*WORK TO BE COMPLETED*.
Set out every line bearing the string "аниқланади".

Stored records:
——

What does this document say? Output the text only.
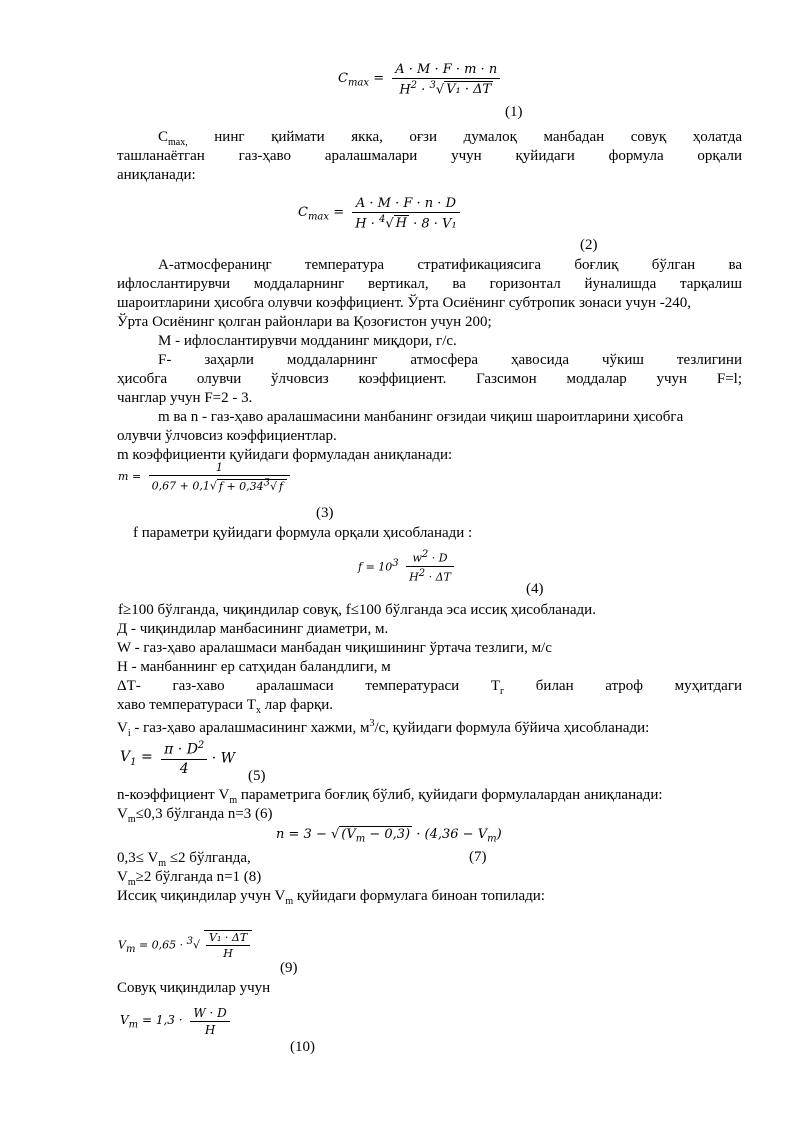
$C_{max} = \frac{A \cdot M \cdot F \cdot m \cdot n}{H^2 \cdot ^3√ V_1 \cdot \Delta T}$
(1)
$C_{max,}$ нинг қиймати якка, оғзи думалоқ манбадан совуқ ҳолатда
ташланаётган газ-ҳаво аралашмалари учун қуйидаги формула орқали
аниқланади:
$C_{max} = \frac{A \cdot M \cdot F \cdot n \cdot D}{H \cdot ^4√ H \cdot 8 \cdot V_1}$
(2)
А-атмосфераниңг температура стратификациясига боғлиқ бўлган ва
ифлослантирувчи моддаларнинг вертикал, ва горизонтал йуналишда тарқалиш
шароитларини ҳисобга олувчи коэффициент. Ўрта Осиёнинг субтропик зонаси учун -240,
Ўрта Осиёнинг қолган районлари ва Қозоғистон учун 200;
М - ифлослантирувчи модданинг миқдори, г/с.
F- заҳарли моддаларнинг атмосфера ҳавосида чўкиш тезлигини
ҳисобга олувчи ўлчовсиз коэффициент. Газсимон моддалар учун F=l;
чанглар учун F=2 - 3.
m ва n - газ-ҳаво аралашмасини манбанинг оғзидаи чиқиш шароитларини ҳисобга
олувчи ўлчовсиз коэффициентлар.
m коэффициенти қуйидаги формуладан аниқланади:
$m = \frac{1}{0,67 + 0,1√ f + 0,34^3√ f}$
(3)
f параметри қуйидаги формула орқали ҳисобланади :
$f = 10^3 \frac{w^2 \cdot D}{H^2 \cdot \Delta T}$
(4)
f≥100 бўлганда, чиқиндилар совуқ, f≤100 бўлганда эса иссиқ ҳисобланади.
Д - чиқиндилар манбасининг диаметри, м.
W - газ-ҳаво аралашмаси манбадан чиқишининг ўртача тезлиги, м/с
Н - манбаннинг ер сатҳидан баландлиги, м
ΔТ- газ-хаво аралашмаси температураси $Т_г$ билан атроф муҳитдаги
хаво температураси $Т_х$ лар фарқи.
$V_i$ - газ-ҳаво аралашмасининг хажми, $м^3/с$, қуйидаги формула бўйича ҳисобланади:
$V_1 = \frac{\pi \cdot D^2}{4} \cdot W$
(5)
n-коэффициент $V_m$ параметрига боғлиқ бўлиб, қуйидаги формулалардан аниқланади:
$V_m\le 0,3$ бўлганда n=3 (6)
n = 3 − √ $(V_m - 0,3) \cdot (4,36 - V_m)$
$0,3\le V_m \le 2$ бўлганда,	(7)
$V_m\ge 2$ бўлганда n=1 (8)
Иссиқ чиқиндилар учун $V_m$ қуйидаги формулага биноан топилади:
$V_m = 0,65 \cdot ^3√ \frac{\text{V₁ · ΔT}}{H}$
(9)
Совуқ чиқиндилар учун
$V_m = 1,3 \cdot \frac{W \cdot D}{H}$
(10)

——

*SOLUTION TO THIS TASK*.
аниқланади:
m коэффициенти қуйидаги формуладан аниқланади:
n-коэффициент $V_m$ параметрига боғлиқ бўлиб, қуйидаги формулалардан аниқланади:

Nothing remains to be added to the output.